[Extracted records]
-- begin --
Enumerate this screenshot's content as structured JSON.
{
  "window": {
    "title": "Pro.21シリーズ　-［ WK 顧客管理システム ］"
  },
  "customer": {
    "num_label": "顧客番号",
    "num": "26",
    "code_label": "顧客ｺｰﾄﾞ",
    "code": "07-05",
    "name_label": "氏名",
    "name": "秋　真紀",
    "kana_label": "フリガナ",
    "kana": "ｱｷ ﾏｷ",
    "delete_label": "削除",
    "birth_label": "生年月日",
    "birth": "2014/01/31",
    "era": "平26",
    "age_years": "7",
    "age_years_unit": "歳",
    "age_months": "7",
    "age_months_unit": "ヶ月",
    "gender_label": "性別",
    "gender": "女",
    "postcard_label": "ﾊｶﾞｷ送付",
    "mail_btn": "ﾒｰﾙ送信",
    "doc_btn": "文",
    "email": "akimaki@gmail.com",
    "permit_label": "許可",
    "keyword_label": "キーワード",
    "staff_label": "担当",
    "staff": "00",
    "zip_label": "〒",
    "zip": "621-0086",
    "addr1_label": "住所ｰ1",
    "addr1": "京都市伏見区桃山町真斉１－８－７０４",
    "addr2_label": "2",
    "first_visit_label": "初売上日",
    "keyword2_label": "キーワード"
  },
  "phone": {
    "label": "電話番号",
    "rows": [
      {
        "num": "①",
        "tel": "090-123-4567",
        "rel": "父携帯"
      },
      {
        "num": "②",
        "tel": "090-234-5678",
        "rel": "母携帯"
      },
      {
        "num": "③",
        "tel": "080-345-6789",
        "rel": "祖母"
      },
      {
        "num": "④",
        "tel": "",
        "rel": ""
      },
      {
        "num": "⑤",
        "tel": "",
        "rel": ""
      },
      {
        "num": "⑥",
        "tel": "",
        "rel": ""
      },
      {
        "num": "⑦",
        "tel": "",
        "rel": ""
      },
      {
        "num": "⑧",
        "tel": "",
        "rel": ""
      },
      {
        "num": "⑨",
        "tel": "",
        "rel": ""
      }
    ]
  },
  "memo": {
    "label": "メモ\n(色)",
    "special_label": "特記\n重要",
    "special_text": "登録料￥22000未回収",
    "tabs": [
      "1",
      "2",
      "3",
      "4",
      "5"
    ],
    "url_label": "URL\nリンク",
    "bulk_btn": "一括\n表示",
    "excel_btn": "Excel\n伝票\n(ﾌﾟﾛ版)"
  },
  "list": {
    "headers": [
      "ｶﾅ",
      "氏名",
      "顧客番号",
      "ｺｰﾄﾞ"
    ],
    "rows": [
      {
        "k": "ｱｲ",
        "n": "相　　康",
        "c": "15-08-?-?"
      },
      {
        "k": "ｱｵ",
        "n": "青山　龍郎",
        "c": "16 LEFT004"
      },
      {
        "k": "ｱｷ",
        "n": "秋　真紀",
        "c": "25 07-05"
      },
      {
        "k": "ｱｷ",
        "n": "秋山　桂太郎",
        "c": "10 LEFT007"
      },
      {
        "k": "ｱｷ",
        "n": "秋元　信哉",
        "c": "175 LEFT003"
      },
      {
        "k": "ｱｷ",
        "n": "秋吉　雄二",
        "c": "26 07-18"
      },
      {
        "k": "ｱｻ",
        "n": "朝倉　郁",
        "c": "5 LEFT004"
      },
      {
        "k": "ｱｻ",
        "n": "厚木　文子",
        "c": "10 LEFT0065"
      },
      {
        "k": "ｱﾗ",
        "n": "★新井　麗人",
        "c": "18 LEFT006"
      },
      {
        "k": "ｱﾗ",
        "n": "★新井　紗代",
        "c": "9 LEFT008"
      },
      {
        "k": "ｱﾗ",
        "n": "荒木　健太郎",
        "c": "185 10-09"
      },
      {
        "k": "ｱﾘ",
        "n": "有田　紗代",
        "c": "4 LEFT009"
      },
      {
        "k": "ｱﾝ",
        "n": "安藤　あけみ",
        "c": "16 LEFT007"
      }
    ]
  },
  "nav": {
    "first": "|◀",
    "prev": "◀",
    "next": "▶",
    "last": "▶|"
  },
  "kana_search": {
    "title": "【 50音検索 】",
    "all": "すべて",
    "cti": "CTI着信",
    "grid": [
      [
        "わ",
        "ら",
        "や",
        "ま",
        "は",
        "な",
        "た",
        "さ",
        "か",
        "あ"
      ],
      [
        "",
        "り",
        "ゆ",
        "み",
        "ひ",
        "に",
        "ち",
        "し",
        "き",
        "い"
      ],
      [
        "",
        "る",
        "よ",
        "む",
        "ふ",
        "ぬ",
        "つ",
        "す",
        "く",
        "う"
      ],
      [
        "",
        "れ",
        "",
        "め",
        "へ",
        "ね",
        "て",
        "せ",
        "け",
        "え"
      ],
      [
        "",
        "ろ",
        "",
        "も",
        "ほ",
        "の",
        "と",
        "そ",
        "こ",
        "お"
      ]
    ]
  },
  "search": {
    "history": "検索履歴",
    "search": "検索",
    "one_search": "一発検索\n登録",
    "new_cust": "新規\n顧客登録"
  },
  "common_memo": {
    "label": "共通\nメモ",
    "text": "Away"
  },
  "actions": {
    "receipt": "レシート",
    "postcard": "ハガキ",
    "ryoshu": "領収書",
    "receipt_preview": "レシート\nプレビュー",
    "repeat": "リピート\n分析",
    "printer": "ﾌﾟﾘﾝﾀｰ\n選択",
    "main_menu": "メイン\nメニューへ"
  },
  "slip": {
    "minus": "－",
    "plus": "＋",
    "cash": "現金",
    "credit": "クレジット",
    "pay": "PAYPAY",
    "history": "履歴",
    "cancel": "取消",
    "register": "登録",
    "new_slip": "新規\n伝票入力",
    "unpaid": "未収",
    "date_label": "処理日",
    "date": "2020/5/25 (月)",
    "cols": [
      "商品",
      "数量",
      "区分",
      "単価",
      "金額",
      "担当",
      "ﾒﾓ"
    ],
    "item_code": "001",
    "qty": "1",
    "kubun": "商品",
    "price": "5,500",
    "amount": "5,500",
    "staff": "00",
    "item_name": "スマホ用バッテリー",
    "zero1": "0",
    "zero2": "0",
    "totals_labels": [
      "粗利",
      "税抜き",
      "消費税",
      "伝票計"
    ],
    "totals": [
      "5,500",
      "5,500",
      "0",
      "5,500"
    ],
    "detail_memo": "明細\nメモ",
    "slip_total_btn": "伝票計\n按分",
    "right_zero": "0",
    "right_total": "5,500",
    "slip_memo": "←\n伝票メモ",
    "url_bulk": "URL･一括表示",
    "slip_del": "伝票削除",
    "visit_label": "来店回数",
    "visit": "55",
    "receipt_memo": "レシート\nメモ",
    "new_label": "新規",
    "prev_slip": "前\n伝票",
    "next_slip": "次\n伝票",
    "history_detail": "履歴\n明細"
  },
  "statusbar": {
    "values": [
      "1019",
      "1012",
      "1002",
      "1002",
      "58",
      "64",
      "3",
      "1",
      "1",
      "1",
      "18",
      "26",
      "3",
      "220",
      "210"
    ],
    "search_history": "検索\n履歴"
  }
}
-- end --
Do this: Copy out all of the data exactly, leaving nothing out.

Complete output:
Enumerate this screenshot's content as structured JSON.
{
  "window": {
    "title": "Pro.21シリーズ　-［ WK 顧客管理システム ］"
  },
  "customer": {
    "num_label": "顧客番号",
    "num": "26",
    "code_label": "顧客ｺｰﾄﾞ",
    "code": "07-05",
    "name_label": "氏名",
    "name": "秋　真紀",
    "kana_label": "フリガナ",
    "kana": "ｱｷ ﾏｷ",
    "delete_label": "削除",
    "birth_label": "生年月日",
    "birth": "2014/01/31",
    "era": "平26",
    "age_years": "7",
    "age_years_unit": "歳",
    "age_months": "7",
    "age_months_unit": "ヶ月",
    "gender_label": "性別",
    "gender": "女",
    "postcard_label": "ﾊｶﾞｷ送付",
    "mail_btn": "ﾒｰﾙ送信",
    "doc_btn": "文",
    "email": "akimaki@gmail.com",
    "permit_label": "許可",
    "keyword_label": "キーワード",
    "staff_label": "担当",
    "staff": "00",
    "zip_label": "〒",
    "zip": "621-0086",
    "addr1_label": "住所ｰ1",
    "addr1": "京都市伏見区桃山町真斉１－８－７０４",
    "addr2_label": "2",
    "first_visit_label": "初売上日",
    "keyword2_label": "キーワード"
  },
  "phone": {
    "label": "電話番号",
    "rows": [
      {
        "num": "①",
        "tel": "090-123-4567",
        "rel": "父携帯"
      },
      {
        "num": "②",
        "tel": "090-234-5678",
        "rel": "母携帯"
      },
      {
        "num": "③",
        "tel": "080-345-6789",
        "rel": "祖母"
      },
      {
        "num": "④",
        "tel": "",
        "rel": ""
      },
      {
        "num": "⑤",
        "tel": "",
        "rel": ""
      },
      {
        "num": "⑥",
        "tel": "",
        "rel": ""
      },
      {
        "num": "⑦",
        "tel": "",
        "rel": ""
      },
      {
        "num": "⑧",
        "tel": "",
        "rel": ""
      },
      {
        "num": "⑨",
        "tel": "",
        "rel": ""
      }
    ]
  },
  "memo": {
    "label": "メモ\n(色)",
    "special_label": "特記\n重要",
    "special_text": "登録料￥22000未回収",
    "tabs": [
      "1",
      "2",
      "3",
      "4",
      "5"
    ],
    "url_label": "URL\nリンク",
    "bulk_btn": "一括\n表示",
    "excel_btn": "Excel\n伝票\n(ﾌﾟﾛ版)"
  },
  "list": {
    "headers": [
      "ｶﾅ",
      "氏名",
      "顧客番号",
      "ｺｰﾄﾞ"
    ],
    "rows": [
      {
        "k": "ｱｲ",
        "n": "相　　康",
        "c": "15-08-?-?"
      },
      {
        "k": "ｱｵ",
        "n": "青山　龍郎",
        "c": "16 LEFT004"
      },
      {
        "k": "ｱｷ",
        "n": "秋　真紀",
        "c": "25 07-05"
      },
      {
        "k": "ｱｷ",
        "n": "秋山　桂太郎",
        "c": "10 LEFT007"
      },
      {
        "k": "ｱｷ",
        "n": "秋元　信哉",
        "c": "175 LEFT003"
      },
      {
        "k": "ｱｷ",
        "n": "秋吉　雄二",
        "c": "26 07-18"
      },
      {
        "k": "ｱｻ",
        "n": "朝倉　郁",
        "c": "5 LEFT004"
      },
      {
        "k": "ｱｻ",
        "n": "厚木　文子",
        "c": "10 LEFT0065"
      },
      {
        "k": "ｱﾗ",
        "n": "★新井　麗人",
        "c": "18 LEFT006"
      },
      {
        "k": "ｱﾗ",
        "n": "★新井　紗代",
        "c": "9 LEFT008"
      },
      {
        "k": "ｱﾗ",
        "n": "荒木　健太郎",
        "c": "185 10-09"
      },
      {
        "k": "ｱﾘ",
        "n": "有田　紗代",
        "c": "4 LEFT009"
      },
      {
        "k": "ｱﾝ",
        "n": "安藤　あけみ",
        "c": "16 LEFT007"
      }
    ]
  },
  "nav": {
    "first": "|◀",
    "prev": "◀",
    "next": "▶",
    "last": "▶|"
  },
  "kana_search": {
    "title": "【 50音検索 】",
    "all": "すべて",
    "cti": "CTI着信",
    "grid": [
      [
        "わ",
        "ら",
        "や",
        "ま",
        "は",
        "な",
        "た",
        "さ",
        "か",
        "あ"
      ],
      [
        "",
        "り",
        "ゆ",
        "み",
        "ひ",
        "に",
        "ち",
        "し",
        "き",
        "い"
      ],
      [
        "",
        "る",
        "よ",
        "む",
        "ふ",
        "ぬ",
        "つ",
        "す",
        "く",
        "う"
      ],
      [
        "",
        "れ",
        "",
        "め",
        "へ",
        "ね",
        "て",
        "せ",
        "け",
        "え"
      ],
      [
        "",
        "ろ",
        "",
        "も",
        "ほ",
        "の",
        "と",
        "そ",
        "こ",
        "お"
      ]
    ]
  },
  "search": {
    "history": "検索履歴",
    "search": "検索",
    "one_search": "一発検索\n登録",
    "new_cust": "新規\n顧客登録"
  },
  "common_memo": {
    "label": "共通\nメモ",
    "text": "Away"
  },
  "actions": {
    "receipt": "レシート",
    "postcard": "ハガキ",
    "ryoshu": "領収書",
    "receipt_preview": "レシート\nプレビュー",
    "repeat": "リピート\n分析",
    "printer": "ﾌﾟﾘﾝﾀｰ\n選択",
    "main_menu": "メイン\nメニューへ"
  },
  "slip": {
    "minus": "－",
    "plus": "＋",
    "cash": "現金",
    "credit": "クレジット",
    "pay": "PAYPAY",
    "history": "履歴",
    "cancel": "取消",
    "register": "登録",
    "new_slip": "新規\n伝票入力",
    "unpaid": "未収",
    "date_label": "処理日",
    "date": "2020/5/25 (月)",
    "cols": [
      "商品",
      "数量",
      "区分",
      "単価",
      "金額",
      "担当",
      "ﾒﾓ"
    ],
    "item_code": "001",
    "qty": "1",
    "kubun": "商品",
    "price": "5,500",
    "amount": "5,500",
    "staff": "00",
    "item_name": "スマホ用バッテリー",
    "zero1": "0",
    "zero2": "0",
    "totals_labels": [
      "粗利",
      "税抜き",
      "消費税",
      "伝票計"
    ],
    "totals": [
      "5,500",
      "5,500",
      "0",
      "5,500"
    ],
    "detail_memo": "明細\nメモ",
    "slip_total_btn": "伝票計\n按分",
    "right_zero": "0",
    "right_total": "5,500",
    "slip_memo": "←\n伝票メモ",
    "url_bulk": "URL･一括表示",
    "slip_del": "伝票削除",
    "visit_label": "来店回数",
    "visit": "55",
    "receipt_memo": "レシート\nメモ",
    "new_label": "新規",
    "prev_slip": "前\n伝票",
    "next_slip": "次\n伝票",
    "history_detail": "履歴\n明細"
  },
  "statusbar": {
    "values": [
      "1019",
      "1012",
      "1002",
      "1002",
      "58",
      "64",
      "3",
      "1",
      "1",
      "1",
      "18",
      "26",
      "3",
      "220",
      "210"
    ],
    "search_history": "検索\n履歴"
  }
}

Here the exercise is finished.